• _Task objective_:
Can you quote the records below in full, word for word?

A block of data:
* Start *
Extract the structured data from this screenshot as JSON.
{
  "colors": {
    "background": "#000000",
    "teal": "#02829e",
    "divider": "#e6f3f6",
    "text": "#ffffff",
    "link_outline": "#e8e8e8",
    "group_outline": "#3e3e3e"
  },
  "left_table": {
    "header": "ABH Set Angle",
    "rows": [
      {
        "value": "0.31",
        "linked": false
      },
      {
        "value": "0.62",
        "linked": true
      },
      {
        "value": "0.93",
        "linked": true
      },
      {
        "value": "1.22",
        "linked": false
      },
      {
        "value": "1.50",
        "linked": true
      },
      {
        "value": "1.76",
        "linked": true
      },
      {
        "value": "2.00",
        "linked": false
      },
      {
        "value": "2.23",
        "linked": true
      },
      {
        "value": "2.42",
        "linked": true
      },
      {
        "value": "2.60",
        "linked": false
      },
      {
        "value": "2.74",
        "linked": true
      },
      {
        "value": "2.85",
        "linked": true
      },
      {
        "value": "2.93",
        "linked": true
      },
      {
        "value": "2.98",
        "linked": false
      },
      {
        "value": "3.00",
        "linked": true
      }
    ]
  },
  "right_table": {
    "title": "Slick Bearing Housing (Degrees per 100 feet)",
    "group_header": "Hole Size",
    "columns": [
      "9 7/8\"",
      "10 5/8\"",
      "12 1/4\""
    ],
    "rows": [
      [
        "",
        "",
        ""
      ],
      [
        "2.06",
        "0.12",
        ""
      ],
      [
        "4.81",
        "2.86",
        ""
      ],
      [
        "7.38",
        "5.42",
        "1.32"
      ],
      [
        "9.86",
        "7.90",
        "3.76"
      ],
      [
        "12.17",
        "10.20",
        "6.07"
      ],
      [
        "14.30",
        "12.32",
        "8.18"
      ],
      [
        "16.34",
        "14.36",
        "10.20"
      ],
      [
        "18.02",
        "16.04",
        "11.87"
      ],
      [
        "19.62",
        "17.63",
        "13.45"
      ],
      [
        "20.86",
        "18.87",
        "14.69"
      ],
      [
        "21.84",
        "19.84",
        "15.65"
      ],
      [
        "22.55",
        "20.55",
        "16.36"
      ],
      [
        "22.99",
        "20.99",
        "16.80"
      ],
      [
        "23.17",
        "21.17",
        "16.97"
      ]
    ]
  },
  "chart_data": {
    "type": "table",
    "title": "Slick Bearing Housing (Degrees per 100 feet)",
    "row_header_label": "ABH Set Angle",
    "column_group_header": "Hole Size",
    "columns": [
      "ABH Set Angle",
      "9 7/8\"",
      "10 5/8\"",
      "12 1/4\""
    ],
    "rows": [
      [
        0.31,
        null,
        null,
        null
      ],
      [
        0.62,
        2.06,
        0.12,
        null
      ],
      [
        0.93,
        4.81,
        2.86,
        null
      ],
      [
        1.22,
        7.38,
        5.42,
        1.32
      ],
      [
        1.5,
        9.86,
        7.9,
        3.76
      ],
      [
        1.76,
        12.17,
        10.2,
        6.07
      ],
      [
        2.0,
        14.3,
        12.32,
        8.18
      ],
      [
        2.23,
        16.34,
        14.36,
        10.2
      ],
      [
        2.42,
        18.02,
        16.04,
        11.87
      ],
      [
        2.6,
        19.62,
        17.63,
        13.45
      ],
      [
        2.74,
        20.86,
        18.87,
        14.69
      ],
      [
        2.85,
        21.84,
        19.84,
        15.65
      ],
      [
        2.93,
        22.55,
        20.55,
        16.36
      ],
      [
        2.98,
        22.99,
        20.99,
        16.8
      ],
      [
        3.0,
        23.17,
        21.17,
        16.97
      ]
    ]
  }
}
* End *
• _Exercise result_:
Extract the structured data from this screenshot as JSON.
{
  "colors": {
    "background": "#000000",
    "teal": "#02829e",
    "divider": "#e6f3f6",
    "text": "#ffffff",
    "link_outline": "#e8e8e8",
    "group_outline": "#3e3e3e"
  },
  "left_table": {
    "header": "ABH Set Angle",
    "rows": [
      {
        "value": "0.31",
        "linked": false
      },
      {
        "value": "0.62",
        "linked": true
      },
      {
        "value": "0.93",
        "linked": true
      },
      {
        "value": "1.22",
        "linked": false
      },
      {
        "value": "1.50",
        "linked": true
      },
      {
        "value": "1.76",
        "linked": true
      },
      {
        "value": "2.00",
        "linked": false
      },
      {
        "value": "2.23",
        "linked": true
      },
      {
        "value": "2.42",
        "linked": true
      },
      {
        "value": "2.60",
        "linked": false
      },
      {
        "value": "2.74",
        "linked": true
      },
      {
        "value": "2.85",
        "linked": true
      },
      {
        "value": "2.93",
        "linked": true
      },
      {
        "value": "2.98",
        "linked": false
      },
      {
        "value": "3.00",
        "linked": true
      }
    ]
  },
  "right_table": {
    "title": "Slick Bearing Housing (Degrees per 100 feet)",
    "group_header": "Hole Size",
    "columns": [
      "9 7/8\"",
      "10 5/8\"",
      "12 1/4\""
    ],
    "rows": [
      [
        "",
        "",
        ""
      ],
      [
        "2.06",
        "0.12",
        ""
      ],
      [
        "4.81",
        "2.86",
        ""
      ],
      [
        "7.38",
        "5.42",
        "1.32"
      ],
      [
        "9.86",
        "7.90",
        "3.76"
      ],
      [
        "12.17",
        "10.20",
        "6.07"
      ],
      [
        "14.30",
        "12.32",
        "8.18"
      ],
      [
        "16.34",
        "14.36",
        "10.20"
      ],
      [
        "18.02",
        "16.04",
        "11.87"
      ],
      [
        "19.62",
        "17.63",
        "13.45"
      ],
      [
        "20.86",
        "18.87",
        "14.69"
      ],
      [
        "21.84",
        "19.84",
        "15.65"
      ],
      [
        "22.55",
        "20.55",
        "16.36"
      ],
      [
        "22.99",
        "20.99",
        "16.80"
      ],
      [
        "23.17",
        "21.17",
        "16.97"
      ]
    ]
  },
  "chart_data": {
    "type": "table",
    "title": "Slick Bearing Housing (Degrees per 100 feet)",
    "row_header_label": "ABH Set Angle",
    "column_group_header": "Hole Size",
    "columns": [
      "ABH Set Angle",
      "9 7/8\"",
      "10 5/8\"",
      "12 1/4\""
    ],
    "rows": [
      [
        0.31,
        null,
        null,
        null
      ],
      [
        0.62,
        2.06,
        0.12,
        null
      ],
      [
        0.93,
        4.81,
        2.86,
        null
      ],
      [
        1.22,
        7.38,
        5.42,
        1.32
      ],
      [
        1.5,
        9.86,
        7.9,
        3.76
      ],
      [
        1.76,
        12.17,
        10.2,
        6.07
      ],
      [
        2.0,
        14.3,
        12.32,
        8.18
      ],
      [
        2.23,
        16.34,
        14.36,
        10.2
      ],
      [
        2.42,
        18.02,
        16.04,
        11.87
      ],
      [
        2.6,
        19.62,
        17.63,
        13.45
      ],
      [
        2.74,
        20.86,
        18.87,
        14.69
      ],
      [
        2.85,
        21.84,
        19.84,
        15.65
      ],
      [
        2.93,
        22.55,
        20.55,
        16.36
      ],
      [
        2.98,
        22.99,
        20.99,
        16.8
      ],
      [
        3.0,
        23.17,
        21.17,
        16.97
      ]
    ]
  }
}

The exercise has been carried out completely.